What you should do
Copy out every line exactly, passing over the pictures.

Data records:
• • • • • • •

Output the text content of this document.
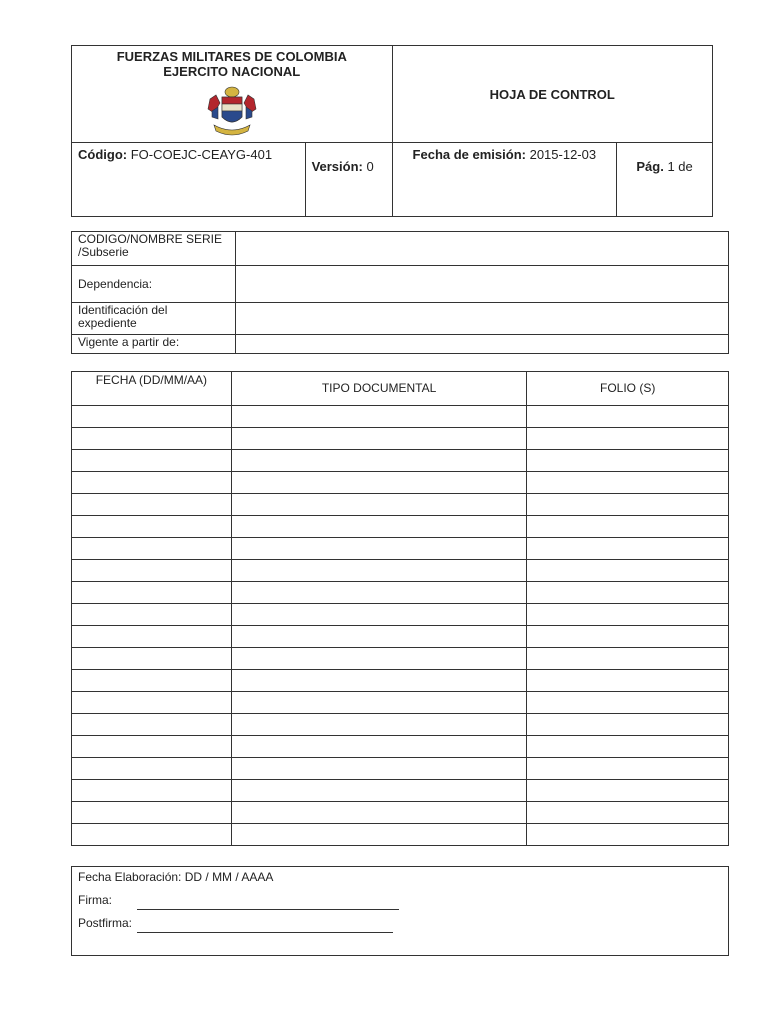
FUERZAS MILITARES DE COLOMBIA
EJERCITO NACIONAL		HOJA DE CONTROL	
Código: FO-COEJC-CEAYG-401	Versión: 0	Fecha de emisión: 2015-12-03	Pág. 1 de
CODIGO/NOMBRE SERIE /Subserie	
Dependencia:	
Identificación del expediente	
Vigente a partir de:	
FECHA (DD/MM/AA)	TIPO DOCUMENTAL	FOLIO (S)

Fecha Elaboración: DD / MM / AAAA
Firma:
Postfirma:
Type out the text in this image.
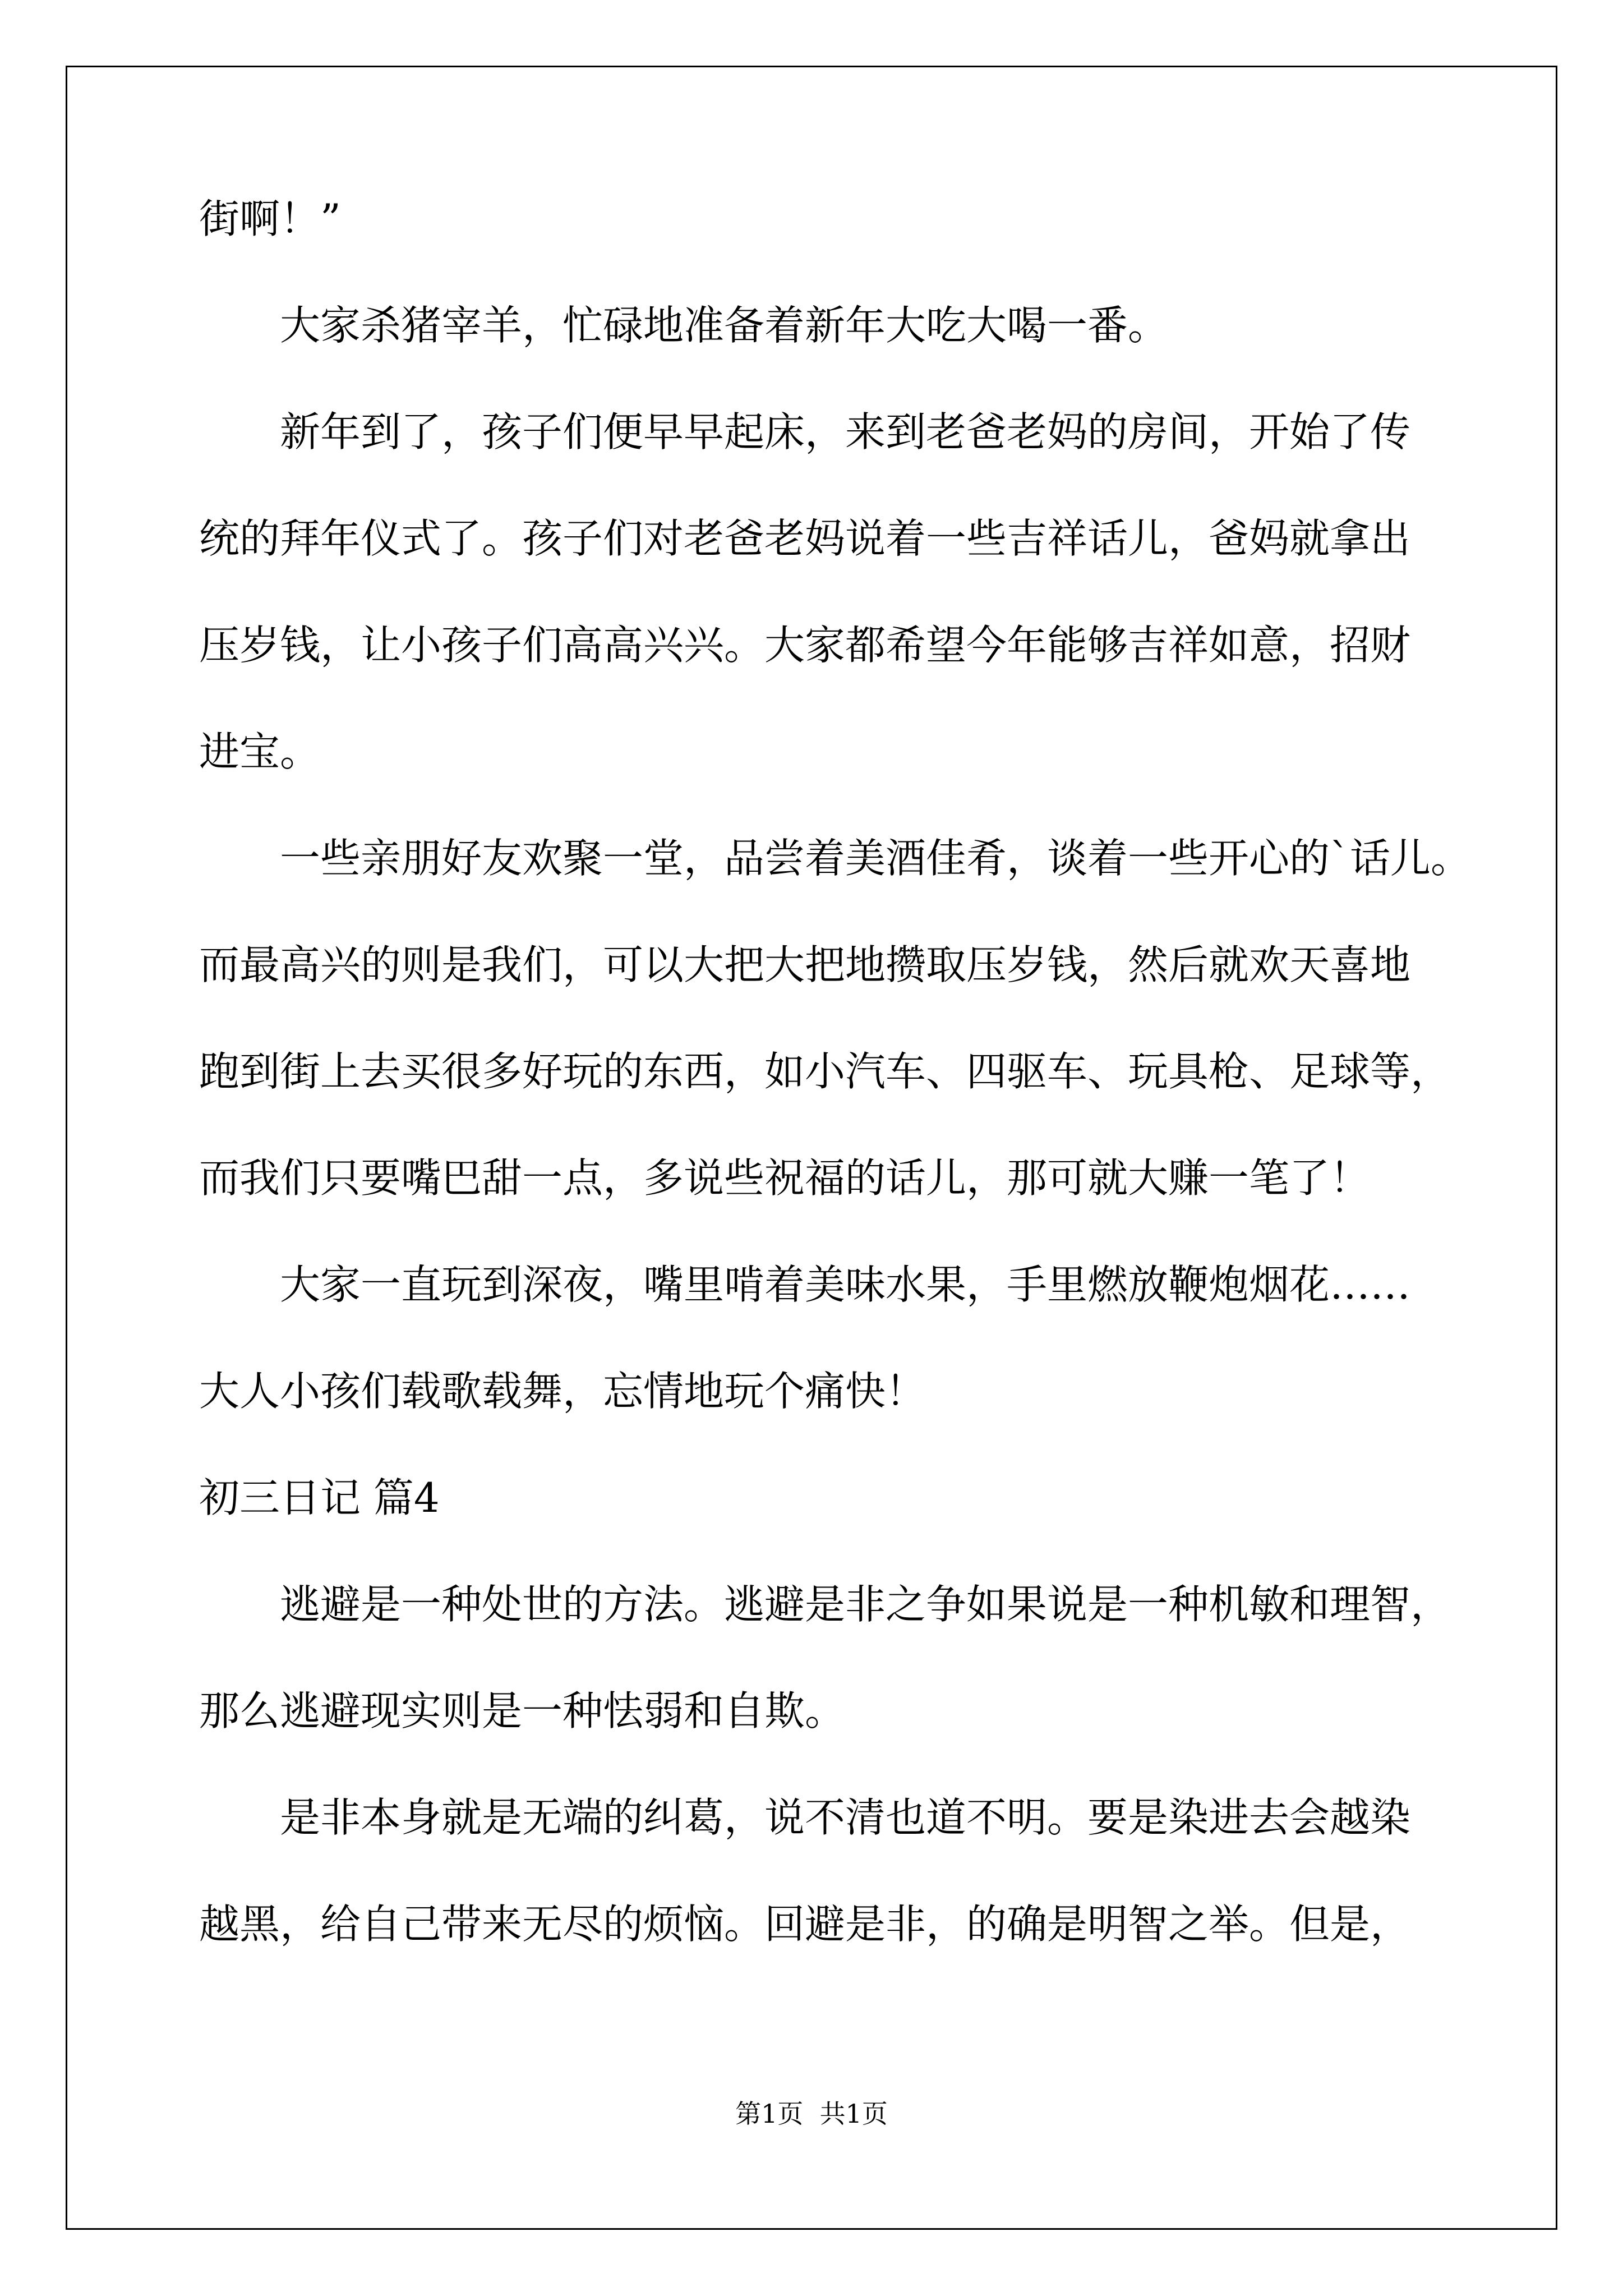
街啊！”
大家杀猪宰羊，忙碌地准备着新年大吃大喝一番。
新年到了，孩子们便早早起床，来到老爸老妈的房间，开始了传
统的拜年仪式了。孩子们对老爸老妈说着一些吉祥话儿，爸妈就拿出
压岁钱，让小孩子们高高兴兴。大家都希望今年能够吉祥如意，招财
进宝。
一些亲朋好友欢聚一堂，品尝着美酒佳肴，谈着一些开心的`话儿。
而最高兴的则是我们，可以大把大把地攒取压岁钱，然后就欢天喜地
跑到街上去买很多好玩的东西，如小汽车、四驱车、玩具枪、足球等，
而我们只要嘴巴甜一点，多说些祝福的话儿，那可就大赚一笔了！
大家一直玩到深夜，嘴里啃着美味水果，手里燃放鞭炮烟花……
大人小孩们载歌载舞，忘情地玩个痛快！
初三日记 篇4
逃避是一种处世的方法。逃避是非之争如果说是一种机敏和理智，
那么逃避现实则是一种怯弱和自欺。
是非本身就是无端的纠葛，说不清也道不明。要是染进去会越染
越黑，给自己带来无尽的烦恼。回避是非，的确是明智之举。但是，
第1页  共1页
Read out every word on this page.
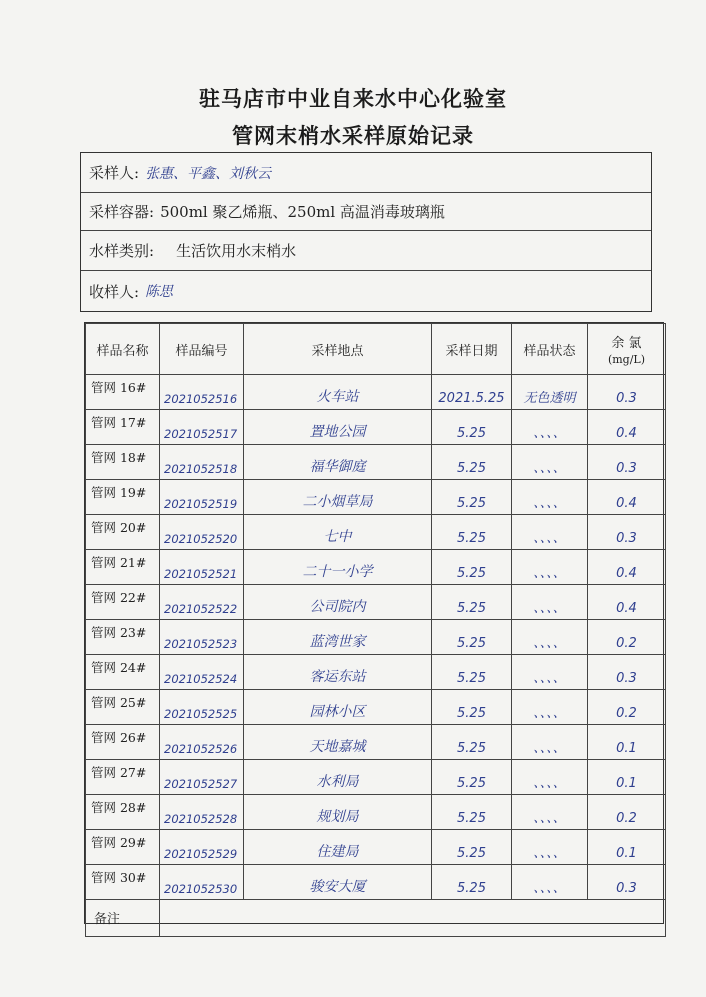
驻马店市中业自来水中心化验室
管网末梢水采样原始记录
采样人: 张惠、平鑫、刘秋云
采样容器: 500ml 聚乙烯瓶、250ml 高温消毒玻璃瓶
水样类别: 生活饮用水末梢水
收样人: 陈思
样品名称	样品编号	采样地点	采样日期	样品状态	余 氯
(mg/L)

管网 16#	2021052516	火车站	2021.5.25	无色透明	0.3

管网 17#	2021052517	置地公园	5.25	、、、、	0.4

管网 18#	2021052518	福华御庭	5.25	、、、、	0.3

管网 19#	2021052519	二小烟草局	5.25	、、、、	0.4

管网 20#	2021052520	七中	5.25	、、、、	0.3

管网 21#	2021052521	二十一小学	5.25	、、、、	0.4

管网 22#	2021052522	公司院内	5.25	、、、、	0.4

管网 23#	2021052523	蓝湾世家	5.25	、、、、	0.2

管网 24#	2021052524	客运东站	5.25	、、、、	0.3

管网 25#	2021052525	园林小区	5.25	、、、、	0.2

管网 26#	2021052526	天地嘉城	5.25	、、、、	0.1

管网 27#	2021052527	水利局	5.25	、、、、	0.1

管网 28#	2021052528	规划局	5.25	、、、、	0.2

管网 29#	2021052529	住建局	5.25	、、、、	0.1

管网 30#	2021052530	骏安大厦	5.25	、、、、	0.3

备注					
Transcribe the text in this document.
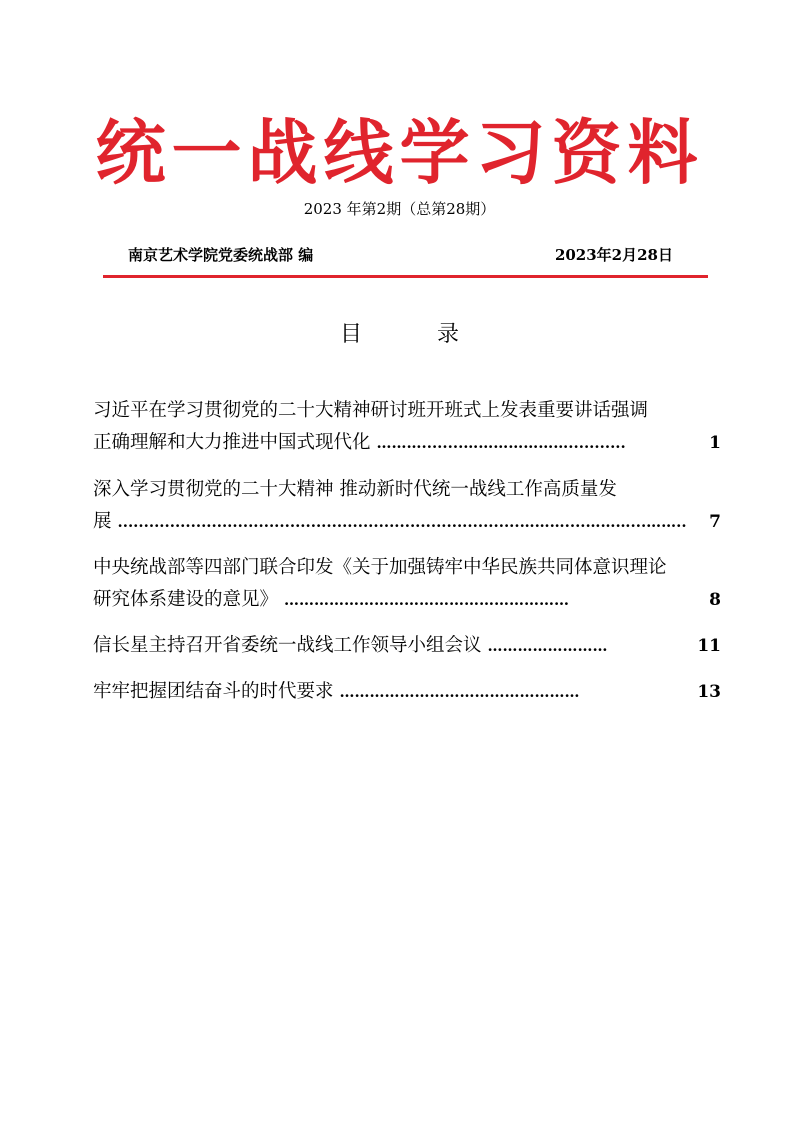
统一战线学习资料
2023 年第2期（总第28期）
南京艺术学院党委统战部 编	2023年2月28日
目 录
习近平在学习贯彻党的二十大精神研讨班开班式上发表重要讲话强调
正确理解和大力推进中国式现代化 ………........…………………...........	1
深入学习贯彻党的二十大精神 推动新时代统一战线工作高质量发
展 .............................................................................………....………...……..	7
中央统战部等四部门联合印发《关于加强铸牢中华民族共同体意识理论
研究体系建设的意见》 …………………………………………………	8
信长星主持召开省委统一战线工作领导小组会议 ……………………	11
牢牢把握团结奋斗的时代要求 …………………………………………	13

• • • • • • •

Correct result
Output the text content of this document.
FUERZAS MILITARES DE COLOMBIA
EJERCITO NACIONAL		HOJA DE CONTROL	
Código: FO-COEJC-CEAYG-401	Versión: 0	Fecha de emisión: 2015-12-03	Pág. 1 de
CODIGO/NOMBRE SERIE /Subserie	
Dependencia:	
Identificación del expediente	
Vigente a partir de:	
FECHA (DD/MM/AA)	TIPO DOCUMENTAL	FOLIO (S)

Fecha Elaboración: DD / MM / AAAA
Firma:
Postfirma:
Type out the text in this image.
街啊！”
大家杀猪宰羊，忙碌地准备着新年大吃大喝一番。
新年到了，孩子们便早早起床，来到老爸老妈的房间，开始了传
统的拜年仪式了。孩子们对老爸老妈说着一些吉祥话儿，爸妈就拿出
压岁钱，让小孩子们高高兴兴。大家都希望今年能够吉祥如意，招财
进宝。
一些亲朋好友欢聚一堂，品尝着美酒佳肴，谈着一些开心的`话儿。
而最高兴的则是我们，可以大把大把地攒取压岁钱，然后就欢天喜地
跑到街上去买很多好玩的东西，如小汽车、四驱车、玩具枪、足球等，
而我们只要嘴巴甜一点，多说些祝福的话儿，那可就大赚一笔了！
大家一直玩到深夜，嘴里啃着美味水果，手里燃放鞭炮烟花……
大人小孩们载歌载舞，忘情地玩个痛快！
初三日记 篇4
逃避是一种处世的方法。逃避是非之争如果说是一种机敏和理智，
那么逃避现实则是一种怯弱和自欺。
是非本身就是无端的纠葛，说不清也道不明。要是染进去会越染
越黑，给自己带来无尽的烦恼。回避是非，的确是明智之举。但是，
第1页  共1页
Read out every word on this page.
驻马店市中业自来水中心化验室
管网末梢水采样原始记录
采样人: 张惠、平鑫、刘秋云
采样容器: 500ml 聚乙烯瓶、250ml 高温消毒玻璃瓶
水样类别: 生活饮用水末梢水
收样人: 陈思
样品名称	样品编号	采样地点	采样日期	样品状态	余 氯
(mg/L)

管网 16#	2021052516	火车站	2021.5.25	无色透明	0.3

管网 17#	2021052517	置地公园	5.25	、、、、	0.4

管网 18#	2021052518	福华御庭	5.25	、、、、	0.3

管网 19#	2021052519	二小烟草局	5.25	、、、、	0.4

管网 20#	2021052520	七中	5.25	、、、、	0.3

管网 21#	2021052521	二十一小学	5.25	、、、、	0.4

管网 22#	2021052522	公司院内	5.25	、、、、	0.4

管网 23#	2021052523	蓝湾世家	5.25	、、、、	0.2

管网 24#	2021052524	客运东站	5.25	、、、、	0.3

管网 25#	2021052525	园林小区	5.25	、、、、	0.2

管网 26#	2021052526	天地嘉城	5.25	、、、、	0.1

管网 27#	2021052527	水利局	5.25	、、、、	0.1

管网 28#	2021052528	规划局	5.25	、、、、	0.2

管网 29#	2021052529	住建局	5.25	、、、、	0.1

管网 30#	2021052530	骏安大厦	5.25	、、、、	0.3

备注					
Transcribe the text in this document.
统一战线学习资料
2023 年第2期（总第28期）
南京艺术学院党委统战部 编	2023年2月28日
目 录
习近平在学习贯彻党的二十大精神研讨班开班式上发表重要讲话强调
正确理解和大力推进中国式现代化 ………........…………………...........	1
深入学习贯彻党的二十大精神 推动新时代统一战线工作高质量发
展 .............................................................................………....………...……..	7
中央统战部等四部门联合印发《关于加强铸牢中华民族共同体意识理论
研究体系建设的意见》 …………………………………………………	8
信长星主持召开省委统一战线工作领导小组会议 ……………………	11
牢牢把握团结奋斗的时代要求 …………………………………………	13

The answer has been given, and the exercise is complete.